PROBLEM TO WORK ON ▸
Write out the records again, exactly, leaving none out.

SOURCE DATA ▸
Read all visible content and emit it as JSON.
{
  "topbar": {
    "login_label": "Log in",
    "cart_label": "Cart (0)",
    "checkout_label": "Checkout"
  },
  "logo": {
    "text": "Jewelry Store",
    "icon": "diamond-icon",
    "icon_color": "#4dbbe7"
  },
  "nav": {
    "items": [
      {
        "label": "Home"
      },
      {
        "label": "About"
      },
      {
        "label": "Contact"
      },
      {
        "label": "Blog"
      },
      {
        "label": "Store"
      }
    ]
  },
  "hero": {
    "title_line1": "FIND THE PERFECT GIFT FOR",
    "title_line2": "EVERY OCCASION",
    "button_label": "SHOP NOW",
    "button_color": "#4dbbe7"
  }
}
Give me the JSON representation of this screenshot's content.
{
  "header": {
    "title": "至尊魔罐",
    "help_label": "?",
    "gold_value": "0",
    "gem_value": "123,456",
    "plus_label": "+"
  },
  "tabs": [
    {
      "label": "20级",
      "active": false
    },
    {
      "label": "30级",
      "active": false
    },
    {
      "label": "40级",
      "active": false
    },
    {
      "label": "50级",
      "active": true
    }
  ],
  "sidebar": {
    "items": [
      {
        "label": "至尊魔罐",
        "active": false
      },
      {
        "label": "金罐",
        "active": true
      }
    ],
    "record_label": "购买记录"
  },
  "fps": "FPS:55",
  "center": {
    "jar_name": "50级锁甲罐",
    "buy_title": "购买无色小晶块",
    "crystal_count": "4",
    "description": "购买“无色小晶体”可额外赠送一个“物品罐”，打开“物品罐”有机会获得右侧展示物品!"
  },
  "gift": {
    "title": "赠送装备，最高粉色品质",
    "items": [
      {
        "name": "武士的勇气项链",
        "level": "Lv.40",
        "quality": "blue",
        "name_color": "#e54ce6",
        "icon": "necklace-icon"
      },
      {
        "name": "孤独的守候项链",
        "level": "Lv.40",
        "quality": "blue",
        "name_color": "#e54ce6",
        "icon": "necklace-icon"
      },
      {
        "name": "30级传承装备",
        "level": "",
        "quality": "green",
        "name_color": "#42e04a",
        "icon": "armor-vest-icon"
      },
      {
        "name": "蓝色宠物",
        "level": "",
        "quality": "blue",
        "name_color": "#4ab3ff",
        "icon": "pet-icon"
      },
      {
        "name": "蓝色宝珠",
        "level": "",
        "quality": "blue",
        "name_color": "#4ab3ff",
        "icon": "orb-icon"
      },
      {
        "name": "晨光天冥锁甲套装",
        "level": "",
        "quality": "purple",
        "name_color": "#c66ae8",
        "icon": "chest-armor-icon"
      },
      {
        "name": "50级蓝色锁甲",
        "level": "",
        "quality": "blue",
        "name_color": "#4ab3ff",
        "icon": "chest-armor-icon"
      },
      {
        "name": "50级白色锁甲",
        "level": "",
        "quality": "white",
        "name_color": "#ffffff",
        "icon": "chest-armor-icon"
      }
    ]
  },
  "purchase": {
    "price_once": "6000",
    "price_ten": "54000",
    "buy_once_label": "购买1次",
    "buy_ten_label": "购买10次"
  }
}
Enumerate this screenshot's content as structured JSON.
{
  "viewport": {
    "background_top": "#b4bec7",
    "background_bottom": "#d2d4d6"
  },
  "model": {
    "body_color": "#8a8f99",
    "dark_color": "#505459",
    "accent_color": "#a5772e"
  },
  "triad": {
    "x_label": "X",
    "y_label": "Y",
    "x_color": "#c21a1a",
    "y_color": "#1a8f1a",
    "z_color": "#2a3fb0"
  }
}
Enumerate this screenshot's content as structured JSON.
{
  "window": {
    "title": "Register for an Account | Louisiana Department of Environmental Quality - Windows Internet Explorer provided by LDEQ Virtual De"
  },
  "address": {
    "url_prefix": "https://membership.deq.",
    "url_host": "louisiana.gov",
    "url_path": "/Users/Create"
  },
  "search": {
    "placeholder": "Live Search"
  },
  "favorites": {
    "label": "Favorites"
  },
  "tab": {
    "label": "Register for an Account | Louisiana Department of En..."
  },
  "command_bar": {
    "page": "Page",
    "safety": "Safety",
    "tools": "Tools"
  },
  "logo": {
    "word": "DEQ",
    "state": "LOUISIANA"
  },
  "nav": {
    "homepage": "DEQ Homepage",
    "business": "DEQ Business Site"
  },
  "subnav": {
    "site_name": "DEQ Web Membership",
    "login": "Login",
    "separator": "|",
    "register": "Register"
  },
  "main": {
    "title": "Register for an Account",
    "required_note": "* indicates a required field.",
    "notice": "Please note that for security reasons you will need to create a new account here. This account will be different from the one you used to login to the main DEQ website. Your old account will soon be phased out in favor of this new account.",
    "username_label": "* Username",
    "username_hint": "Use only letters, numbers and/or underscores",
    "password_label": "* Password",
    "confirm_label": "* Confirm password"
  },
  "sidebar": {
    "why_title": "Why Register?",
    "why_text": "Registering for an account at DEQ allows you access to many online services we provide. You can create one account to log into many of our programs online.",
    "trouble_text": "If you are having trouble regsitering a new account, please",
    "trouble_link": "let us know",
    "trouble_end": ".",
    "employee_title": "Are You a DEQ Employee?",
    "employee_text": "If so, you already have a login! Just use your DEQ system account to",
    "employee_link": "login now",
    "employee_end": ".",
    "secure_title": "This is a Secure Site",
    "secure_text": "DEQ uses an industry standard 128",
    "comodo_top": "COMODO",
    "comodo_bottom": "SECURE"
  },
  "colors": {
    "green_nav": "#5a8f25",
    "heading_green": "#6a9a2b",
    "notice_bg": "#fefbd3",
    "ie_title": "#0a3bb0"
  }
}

WRITTEN SOLUTION ▸
Read all visible content and emit it as JSON.
{
  "topbar": {
    "login_label": "Log in",
    "cart_label": "Cart (0)",
    "checkout_label": "Checkout"
  },
  "logo": {
    "text": "Jewelry Store",
    "icon": "diamond-icon",
    "icon_color": "#4dbbe7"
  },
  "nav": {
    "items": [
      {
        "label": "Home"
      },
      {
        "label": "About"
      },
      {
        "label": "Contact"
      },
      {
        "label": "Blog"
      },
      {
        "label": "Store"
      }
    ]
  },
  "hero": {
    "title_line1": "FIND THE PERFECT GIFT FOR",
    "title_line2": "EVERY OCCASION",
    "button_label": "SHOP NOW",
    "button_color": "#4dbbe7"
  }
}
Give me the JSON representation of this screenshot's content.
{
  "header": {
    "title": "至尊魔罐",
    "help_label": "?",
    "gold_value": "0",
    "gem_value": "123,456",
    "plus_label": "+"
  },
  "tabs": [
    {
      "label": "20级",
      "active": false
    },
    {
      "label": "30级",
      "active": false
    },
    {
      "label": "40级",
      "active": false
    },
    {
      "label": "50级",
      "active": true
    }
  ],
  "sidebar": {
    "items": [
      {
        "label": "至尊魔罐",
        "active": false
      },
      {
        "label": "金罐",
        "active": true
      }
    ],
    "record_label": "购买记录"
  },
  "fps": "FPS:55",
  "center": {
    "jar_name": "50级锁甲罐",
    "buy_title": "购买无色小晶块",
    "crystal_count": "4",
    "description": "购买“无色小晶体”可额外赠送一个“物品罐”，打开“物品罐”有机会获得右侧展示物品!"
  },
  "gift": {
    "title": "赠送装备，最高粉色品质",
    "items": [
      {
        "name": "武士的勇气项链",
        "level": "Lv.40",
        "quality": "blue",
        "name_color": "#e54ce6",
        "icon": "necklace-icon"
      },
      {
        "name": "孤独的守候项链",
        "level": "Lv.40",
        "quality": "blue",
        "name_color": "#e54ce6",
        "icon": "necklace-icon"
      },
      {
        "name": "30级传承装备",
        "level": "",
        "quality": "green",
        "name_color": "#42e04a",
        "icon": "armor-vest-icon"
      },
      {
        "name": "蓝色宠物",
        "level": "",
        "quality": "blue",
        "name_color": "#4ab3ff",
        "icon": "pet-icon"
      },
      {
        "name": "蓝色宝珠",
        "level": "",
        "quality": "blue",
        "name_color": "#4ab3ff",
        "icon": "orb-icon"
      },
      {
        "name": "晨光天冥锁甲套装",
        "level": "",
        "quality": "purple",
        "name_color": "#c66ae8",
        "icon": "chest-armor-icon"
      },
      {
        "name": "50级蓝色锁甲",
        "level": "",
        "quality": "blue",
        "name_color": "#4ab3ff",
        "icon": "chest-armor-icon"
      },
      {
        "name": "50级白色锁甲",
        "level": "",
        "quality": "white",
        "name_color": "#ffffff",
        "icon": "chest-armor-icon"
      }
    ]
  },
  "purchase": {
    "price_once": "6000",
    "price_ten": "54000",
    "buy_once_label": "购买1次",
    "buy_ten_label": "购买10次"
  }
}
Enumerate this screenshot's content as structured JSON.
{
  "viewport": {
    "background_top": "#b4bec7",
    "background_bottom": "#d2d4d6"
  },
  "model": {
    "body_color": "#8a8f99",
    "dark_color": "#505459",
    "accent_color": "#a5772e"
  },
  "triad": {
    "x_label": "X",
    "y_label": "Y",
    "x_color": "#c21a1a",
    "y_color": "#1a8f1a",
    "z_color": "#2a3fb0"
  }
}
Enumerate this screenshot's content as structured JSON.
{
  "window": {
    "title": "Register for an Account | Louisiana Department of Environmental Quality - Windows Internet Explorer provided by LDEQ Virtual De"
  },
  "address": {
    "url_prefix": "https://membership.deq.",
    "url_host": "louisiana.gov",
    "url_path": "/Users/Create"
  },
  "search": {
    "placeholder": "Live Search"
  },
  "favorites": {
    "label": "Favorites"
  },
  "tab": {
    "label": "Register for an Account | Louisiana Department of En..."
  },
  "command_bar": {
    "page": "Page",
    "safety": "Safety",
    "tools": "Tools"
  },
  "logo": {
    "word": "DEQ",
    "state": "LOUISIANA"
  },
  "nav": {
    "homepage": "DEQ Homepage",
    "business": "DEQ Business Site"
  },
  "subnav": {
    "site_name": "DEQ Web Membership",
    "login": "Login",
    "separator": "|",
    "register": "Register"
  },
  "main": {
    "title": "Register for an Account",
    "required_note": "* indicates a required field.",
    "notice": "Please note that for security reasons you will need to create a new account here. This account will be different from the one you used to login to the main DEQ website. Your old account will soon be phased out in favor of this new account.",
    "username_label": "* Username",
    "username_hint": "Use only letters, numbers and/or underscores",
    "password_label": "* Password",
    "confirm_label": "* Confirm password"
  },
  "sidebar": {
    "why_title": "Why Register?",
    "why_text": "Registering for an account at DEQ allows you access to many online services we provide. You can create one account to log into many of our programs online.",
    "trouble_text": "If you are having trouble regsitering a new account, please",
    "trouble_link": "let us know",
    "trouble_end": ".",
    "employee_title": "Are You a DEQ Employee?",
    "employee_text": "If so, you already have a login! Just use your DEQ system account to",
    "employee_link": "login now",
    "employee_end": ".",
    "secure_title": "This is a Secure Site",
    "secure_text": "DEQ uses an industry standard 128",
    "comodo_top": "COMODO",
    "comodo_bottom": "SECURE"
  },
  "colors": {
    "green_nav": "#5a8f25",
    "heading_green": "#6a9a2b",
    "notice_bg": "#fefbd3",
    "ie_title": "#0a3bb0"
  }
}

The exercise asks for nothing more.